> [Passage to read]:
+-------+
D.C.’s attorney general is suing DoorDash over its tipping practices.

Rachel Kurzius / DCist

While consumers can tip gig economy workers like rideshare drivers and food deliverers through their respective apps, it’s not always clear that the money is making its way to workers directly in the same way, say, a $5 bill would.

Some companies have used that tip money towards their base pay for contract workers to lower their labor costs, rather than have the tip serve as additional payment. That payment practice has been longstanding, but received fresh attention and backlash last February when the payment stub of an Instacart worker, which showed a payment of 80 cents for 69 minutes of work despite a $10 tip, went viral.

Instacart hurriedly changed its tipping policy amid the controversy, but it wasn’t the only company to employ that model. DoorDash, the largest on-demand food delivery company, originally defended its tipping model in the spring, despite a drumbeat of criticism and media coverage.

Among those paying attention to those media reports was the office of the D.C. attorney general. The District’s AG launched an investigation into DoorDash—which operates in thousands of U.S. cities, including the District—in March of this year that wrapped up in September, examining more than two years of DoorDash’s business practices. (It wasn’t the only such probe—San Francisco officials also launched a labor investigation into the company’s tipping policy that month.)

DoorDash announced in July that it would change its tipping policies for its contract workers, who the company calls “Dashers.” (These contract workers do not receive benefits or a traditional salary.) About a month later, DoorDash’s policy changes still hadn’t gone into effect, Recode reported. When DoorDash ultimately revealed how its new payment system would work at the end of August, it said it would not be retroactively paying any workers the tips that consumers intended for them. As of October 1, all Dashers now operate under the new payment model, per the company.

D.C. is home to tens of thousands of DoorDash contractors and customers, according to the AG’s office. According to 2018 research from Gallup, 36 percent of American workers are a part of the gig economy.

Today, D.C. A.G. Karl Racine announced that his office was suing DoorDash for violating D.C.’s consumer protection laws because the company allegedly misled customers, who believed that higher tips would mean correspondingly higher wages for workers. The lawsuit calls for the court to order DoorDash to pay workers back for the tips they lost out on (Racine’s office estimates this amount in the millions of dollars), and to pay civil penalties to the District for violating these rules.

“DoorDash misled consumers, who reasonably believed that their tips would go to workers, not the company’s bottom line,” Racine said in a statement. “We are filing suit to put a stop to this deceptive practice and secure monetary relief for those harmed by DoorDash’s actions.”

DoorDash, for its part, maintains it did nothing wrong. “We strongly disagree with and are disappointed by the action taken today. Transparency is of paramount importance, which is why we publicly disclosed how our previous pay model worked in communications specifically created for Dashers, consumers, and the general public starting in 2017,” the company said in a statement provided to DCist. “We believe the assertions made in the complaint are without merit and we look forward to responding to them through the legal process.”

The company sent along an update on its new pay model, which it published last week. Payment to U.S. Dashers has increased by an average of 12.5 percent under the new model, per research from a third-party research firm that DoorDash hired.
+-------+
> [Dataset records]:
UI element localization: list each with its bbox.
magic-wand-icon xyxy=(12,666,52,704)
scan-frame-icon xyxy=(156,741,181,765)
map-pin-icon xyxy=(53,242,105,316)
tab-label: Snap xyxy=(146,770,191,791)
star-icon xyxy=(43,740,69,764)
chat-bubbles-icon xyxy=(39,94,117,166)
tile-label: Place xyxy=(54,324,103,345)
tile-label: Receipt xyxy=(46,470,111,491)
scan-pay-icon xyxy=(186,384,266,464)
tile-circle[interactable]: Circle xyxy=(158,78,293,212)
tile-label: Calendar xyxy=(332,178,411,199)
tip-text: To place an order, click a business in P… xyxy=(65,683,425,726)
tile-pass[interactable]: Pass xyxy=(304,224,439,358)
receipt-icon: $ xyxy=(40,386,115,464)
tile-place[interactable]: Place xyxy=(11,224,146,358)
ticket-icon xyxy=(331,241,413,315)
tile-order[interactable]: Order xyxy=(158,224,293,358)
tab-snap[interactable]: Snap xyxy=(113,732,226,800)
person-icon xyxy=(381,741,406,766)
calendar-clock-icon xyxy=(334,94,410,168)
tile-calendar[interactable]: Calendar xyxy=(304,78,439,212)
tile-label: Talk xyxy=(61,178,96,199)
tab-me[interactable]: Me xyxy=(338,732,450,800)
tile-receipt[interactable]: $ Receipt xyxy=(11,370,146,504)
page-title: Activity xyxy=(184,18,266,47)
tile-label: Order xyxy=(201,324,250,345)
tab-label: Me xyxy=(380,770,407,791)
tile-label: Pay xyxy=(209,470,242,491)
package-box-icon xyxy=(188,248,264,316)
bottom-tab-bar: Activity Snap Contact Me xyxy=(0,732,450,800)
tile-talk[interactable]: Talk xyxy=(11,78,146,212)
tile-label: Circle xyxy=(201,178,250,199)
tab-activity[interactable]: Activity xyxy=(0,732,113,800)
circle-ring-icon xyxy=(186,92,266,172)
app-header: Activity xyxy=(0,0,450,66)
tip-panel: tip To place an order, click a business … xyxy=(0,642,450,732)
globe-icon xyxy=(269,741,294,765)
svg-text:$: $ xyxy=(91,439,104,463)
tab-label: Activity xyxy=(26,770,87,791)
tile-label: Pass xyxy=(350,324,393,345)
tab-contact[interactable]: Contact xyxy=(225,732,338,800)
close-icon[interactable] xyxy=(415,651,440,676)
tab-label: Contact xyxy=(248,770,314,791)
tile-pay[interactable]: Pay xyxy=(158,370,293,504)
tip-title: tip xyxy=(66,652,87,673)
+-------+
> [About this exercise]: Rewrite the part of the DoorDash lawsuit article that opens with the words containing "Rachel Kurzius /" and closes with "a $5 bill would.", replacing "food deliverers" with "delivery couriers".

> [Written reply]:
Rachel Kurzius / DCist

While consumers can tip gig economy workers like rideshare drivers and delivery couriers through their respective apps, it’s not always clear that the money is making its way to workers directly in the same way, say, a $5 bill would.